▶ **PROBLEMS**
• 1. In the Seaview model thread, reproduce word for word the stretch from "## taneal1 (Jul" through "that you have?".
• 2. Name each distinct username that heads a post in the Seaview model thread.

▶ **TEXT EXCERPT**
.....

Next The keel or skeg was made and glued to the bottom of the hull.


----------



## subtoair (Feb 19, 2012)

Front view shows the contours of the bottom of the nose getting a little closer to the design. This picture was taken a couple of weeks back.Since then the bottom was sanded a lot more. Later pictures will be coming soon.


----------



## subtoair (Feb 19, 2012)

Getting closer!


----------



## Chrisisall (May 12, 2011)

Wow!!!!


----------



## Alien (Sep 5, 2001)

Really nicely done!
Alien


----------



## Fernando Mureb (Nov 12, 2006)

Fantastic job!


----------



## Chrisisall (May 12, 2011)

Can I assume you are extending the crest of the deck forward by an inch or so?


----------



## subtoair (Feb 19, 2012)

I hope everyone had a good holiday! I ate way to much turkey,now time to go on a diet (Ha) I just want to thank everyone for the nice words on this build. I have not done much work on the model because of this holiday. I will have to add a small section to deck to make it longer. I will try and get back to the Seaview this coming week,I will then post a few more pictures of the project.


----------



## Chrisisall (May 12, 2011)

Who will finish their big 8 window Seaview first, you or me? I'm not lighting, will you be?


----------



## taneal1 (Jul 27, 2014)

Chrisisall said:


> Question: why not just work on an 8 window big Moebius (looks like you have one in the background)?


Great job, man!

I'd like to 2nd Chris' question. Why not just 'fix' the 8 window version that you have?

Did you just want a bigger challenge and chose to alter the 4-window, or is there something better about the 4-window kit than the 8-window kit that justified the extra work?

Just curious...

Tom


----------



## subtoair (Feb 19, 2012)

It was a lot easier for me to grind the old plug down with the body filler than the thin fiberglass,on which I would have to back fill with body filler anyway. The 4 windrow Seaview plug that I build a few years back,had the body lengthen one and a half inches.Also the body was widen some what,for that larger look. The Moebius 8 windrow Seaview is the closest To the 8 1/2 underwater model.I just used the plug that was molded from the 17 foot seaview,with the sleeker nose. The 8 1/2 Seaview nose was a little blunter, in my mind,like the Moebius model.But it still looks good!! The length looks about right also. I like the Moebius 8 windrow Seaview better than the 4 windrow model. A lot more accurate. Since The last pictures that I took a week back the windrows have been changed a little,and the front search light cage has been made.I took some new pictures a while back,but got sick for 5 days.Getting better now,and will post more pictures soon.


----------



## Chrisisall (May 12, 2011)

Get better soon! We're eager for more pix!!!


----------



## subtoair (Feb 19, 2012)

.....

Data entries
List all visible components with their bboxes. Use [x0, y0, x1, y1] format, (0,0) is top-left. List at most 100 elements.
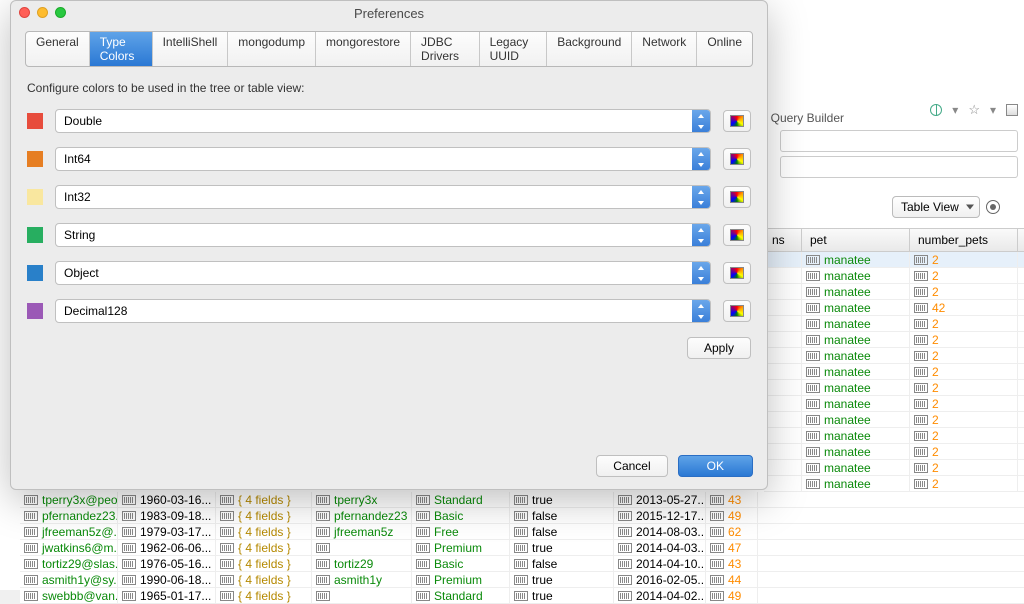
table-row[interactable]: jwatkins6@m...1962-06-06...{ 4 fields }P… — [20, 540, 1024, 556]
col-header-ns[interactable]: ns — [764, 229, 802, 251]
type-name-input[interactable] — [55, 185, 711, 209]
stepper-icon[interactable] — [692, 262, 710, 284]
table-cell: { 4 fields } — [216, 556, 312, 571]
gear-icon[interactable] — [986, 200, 1000, 214]
type-icon — [914, 319, 928, 329]
type-icon — [416, 495, 430, 505]
minimize-icon[interactable] — [37, 7, 48, 18]
dropdown-caret-icon: ▾ — [990, 103, 996, 117]
type-icon — [122, 495, 136, 505]
table-cell: Basic — [412, 556, 510, 571]
color-picker-button[interactable] — [723, 148, 751, 170]
table-cell: 1979-03-17... — [118, 524, 216, 539]
type-icon — [914, 431, 928, 441]
table-row[interactable]: manatee2 — [764, 348, 1024, 364]
stepper-icon[interactable] — [692, 148, 710, 170]
table-row[interactable]: manatee2 — [764, 476, 1024, 492]
color-picker-button[interactable] — [723, 300, 751, 322]
table-row[interactable]: manatee2 — [764, 252, 1024, 268]
type-icon — [914, 447, 928, 457]
color-picker-button[interactable] — [723, 110, 751, 132]
color-wheel-icon — [730, 267, 744, 279]
table-row[interactable]: manatee2 — [764, 284, 1024, 300]
tab-type-colors[interactable]: Type Colors — [90, 32, 153, 66]
col-header-pet[interactable]: pet — [802, 229, 910, 251]
lower-data-grid: tperry3x@peo...1960-03-16...{ 4 fields }… — [20, 492, 1024, 604]
type-icon — [122, 543, 136, 553]
table-cell: 2014-04-10... — [614, 556, 706, 571]
type-icon — [806, 367, 820, 377]
table-cell: 43 — [706, 556, 758, 571]
table-cell: 49 — [706, 508, 758, 523]
dropdown-caret-icon: ▾ — [952, 103, 958, 117]
type-icon — [514, 543, 528, 553]
table-row[interactable]: manatee2 — [764, 412, 1024, 428]
color-wheel-icon — [730, 191, 744, 203]
table-row[interactable]: manatee2 — [764, 364, 1024, 380]
close-icon[interactable] — [19, 7, 30, 18]
view-mode-select[interactable]: Table View — [892, 196, 980, 218]
type-icon — [24, 559, 38, 569]
titlebar: Preferences — [11, 1, 767, 25]
table-row[interactable]: manatee2 — [764, 316, 1024, 332]
color-picker-button[interactable] — [723, 186, 751, 208]
type-icon — [220, 527, 234, 537]
tab-mongorestore[interactable]: mongorestore — [316, 32, 411, 66]
color-picker-button[interactable] — [723, 224, 751, 246]
stepper-icon[interactable] — [692, 300, 710, 322]
color-swatch — [27, 265, 43, 281]
tab-jdbc-drivers[interactable]: JDBC Drivers — [411, 32, 480, 66]
table-row[interactable]: manatee2 — [764, 460, 1024, 476]
zoom-icon[interactable] — [55, 7, 66, 18]
col-header-number-pets[interactable]: number_pets — [910, 229, 1018, 251]
table-row[interactable]: tperry3x@peo...1960-03-16...{ 4 fields }… — [20, 492, 1024, 508]
ok-button[interactable]: OK — [678, 455, 753, 477]
table-cell: true — [510, 572, 614, 587]
tab-background[interactable]: Background — [547, 32, 632, 66]
type-name-input[interactable] — [55, 109, 711, 133]
tab-network[interactable]: Network — [632, 32, 697, 66]
table-cell: { 4 fields } — [216, 508, 312, 523]
table-row[interactable]: manatee2 — [764, 380, 1024, 396]
table-row[interactable]: asmith1y@sy...1990-06-18...{ 4 fields }a… — [20, 572, 1024, 588]
table-cell: false — [510, 524, 614, 539]
tab-online[interactable]: Online — [697, 32, 752, 66]
query-field[interactable] — [780, 130, 1018, 152]
table-row[interactable]: manatee2 — [764, 428, 1024, 444]
tab-mongodump[interactable]: mongodump — [228, 32, 316, 66]
cancel-button[interactable]: Cancel — [596, 455, 667, 477]
table-row[interactable]: manatee2 — [764, 268, 1024, 284]
dialog-description: Configure colors to be used in the tree … — [27, 81, 751, 95]
table-row[interactable]: manatee2 — [764, 444, 1024, 460]
table-cell: 1983-09-18... — [118, 508, 216, 523]
type-name-input[interactable] — [55, 299, 711, 323]
table-row[interactable]: manatee2 — [764, 332, 1024, 348]
type-color-row — [27, 185, 751, 209]
stepper-icon[interactable] — [692, 110, 710, 132]
stepper-icon[interactable] — [692, 224, 710, 246]
table-row[interactable]: jfreeman5z@...1979-03-17...{ 4 fields }j… — [20, 524, 1024, 540]
type-icon — [710, 495, 724, 505]
type-name-input[interactable] — [55, 147, 711, 171]
table-row[interactable]: swebbb@van...1965-01-17...{ 4 fields }St… — [20, 588, 1024, 604]
tab-general[interactable]: General — [26, 32, 90, 66]
table-row[interactable]: tortiz29@slas...1976-05-16...{ 4 fields … — [20, 556, 1024, 572]
type-icon — [618, 495, 632, 505]
tab-legacy-uuid[interactable]: Legacy UUID — [480, 32, 548, 66]
table-cell: 2014-04-02... — [614, 588, 706, 603]
type-icon — [24, 591, 38, 601]
filter-field[interactable] — [780, 156, 1018, 178]
type-icon — [514, 591, 528, 601]
type-icon — [514, 527, 528, 537]
color-picker-button[interactable] — [723, 262, 751, 284]
table-row[interactable]: pfernandez23...1983-09-18...{ 4 fields }… — [20, 508, 1024, 524]
type-name-input[interactable] — [55, 261, 711, 285]
stepper-icon[interactable] — [692, 186, 710, 208]
tab-intellishell[interactable]: IntelliShell — [153, 32, 229, 66]
type-icon — [914, 415, 928, 425]
table-row[interactable]: manatee2 — [764, 396, 1024, 412]
table-cell: 2014-04-03... — [614, 540, 706, 555]
apply-button[interactable]: Apply — [687, 337, 751, 359]
type-name-input[interactable] — [55, 223, 711, 247]
table-row[interactable]: manatee42 — [764, 300, 1024, 316]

.....

▶ **SOLUTIONS IN ORDER**
• 1.
## taneal1 (Jul 27, 2014)

Chrisisall said:


> Question: why not just work on an 8 window big Moebius (looks like you have one in the background)?


Great job, man!

I'd like to 2nd Chris' question. Why not just 'fix' the 8 window version that you have?

• 2.
subtoair
Chrisisall
Alien
Fernando Mureb
taneal1